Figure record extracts
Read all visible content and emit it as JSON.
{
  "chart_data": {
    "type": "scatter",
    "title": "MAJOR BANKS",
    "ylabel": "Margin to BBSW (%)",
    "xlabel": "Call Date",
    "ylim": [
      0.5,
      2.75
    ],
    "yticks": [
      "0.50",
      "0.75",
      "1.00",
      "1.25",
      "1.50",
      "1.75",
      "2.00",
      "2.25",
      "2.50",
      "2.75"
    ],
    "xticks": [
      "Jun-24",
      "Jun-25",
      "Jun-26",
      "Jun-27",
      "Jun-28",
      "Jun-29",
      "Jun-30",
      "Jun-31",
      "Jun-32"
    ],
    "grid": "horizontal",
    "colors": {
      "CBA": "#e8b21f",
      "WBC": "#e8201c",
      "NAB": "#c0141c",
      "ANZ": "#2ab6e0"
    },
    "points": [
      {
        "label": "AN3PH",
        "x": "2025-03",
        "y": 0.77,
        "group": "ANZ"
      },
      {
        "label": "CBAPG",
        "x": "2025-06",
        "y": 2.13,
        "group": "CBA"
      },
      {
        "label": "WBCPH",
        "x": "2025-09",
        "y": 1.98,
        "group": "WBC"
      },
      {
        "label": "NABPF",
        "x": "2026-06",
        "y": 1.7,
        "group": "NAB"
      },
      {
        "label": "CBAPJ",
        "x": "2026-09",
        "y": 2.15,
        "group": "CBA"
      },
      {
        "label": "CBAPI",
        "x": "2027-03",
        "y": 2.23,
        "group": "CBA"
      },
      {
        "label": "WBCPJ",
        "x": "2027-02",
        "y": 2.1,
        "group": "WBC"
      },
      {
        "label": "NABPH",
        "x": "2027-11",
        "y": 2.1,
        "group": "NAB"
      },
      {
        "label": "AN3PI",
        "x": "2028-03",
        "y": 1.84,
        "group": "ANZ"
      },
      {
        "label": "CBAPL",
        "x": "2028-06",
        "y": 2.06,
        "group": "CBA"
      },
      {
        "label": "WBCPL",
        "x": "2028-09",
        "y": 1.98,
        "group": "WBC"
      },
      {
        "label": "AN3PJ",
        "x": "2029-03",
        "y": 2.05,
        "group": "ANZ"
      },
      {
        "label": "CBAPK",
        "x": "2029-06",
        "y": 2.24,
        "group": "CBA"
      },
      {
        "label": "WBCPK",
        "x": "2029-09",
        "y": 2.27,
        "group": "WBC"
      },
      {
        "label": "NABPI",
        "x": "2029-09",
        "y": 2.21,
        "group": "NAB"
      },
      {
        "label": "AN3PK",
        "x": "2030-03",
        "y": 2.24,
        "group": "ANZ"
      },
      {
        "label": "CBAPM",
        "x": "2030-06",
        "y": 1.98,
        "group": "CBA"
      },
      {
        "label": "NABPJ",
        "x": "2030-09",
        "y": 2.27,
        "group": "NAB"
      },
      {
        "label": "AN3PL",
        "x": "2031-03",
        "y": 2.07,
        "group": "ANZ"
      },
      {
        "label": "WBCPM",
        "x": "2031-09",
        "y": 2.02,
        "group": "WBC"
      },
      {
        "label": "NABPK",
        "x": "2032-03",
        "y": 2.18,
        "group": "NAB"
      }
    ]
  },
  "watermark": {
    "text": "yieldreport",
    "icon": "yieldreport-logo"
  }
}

**Your instructions**. Look for "yieldreport" and pull out every line that has it.

**Task output**.
    "text": "yieldreport",
    "icon": "yieldreport-logo"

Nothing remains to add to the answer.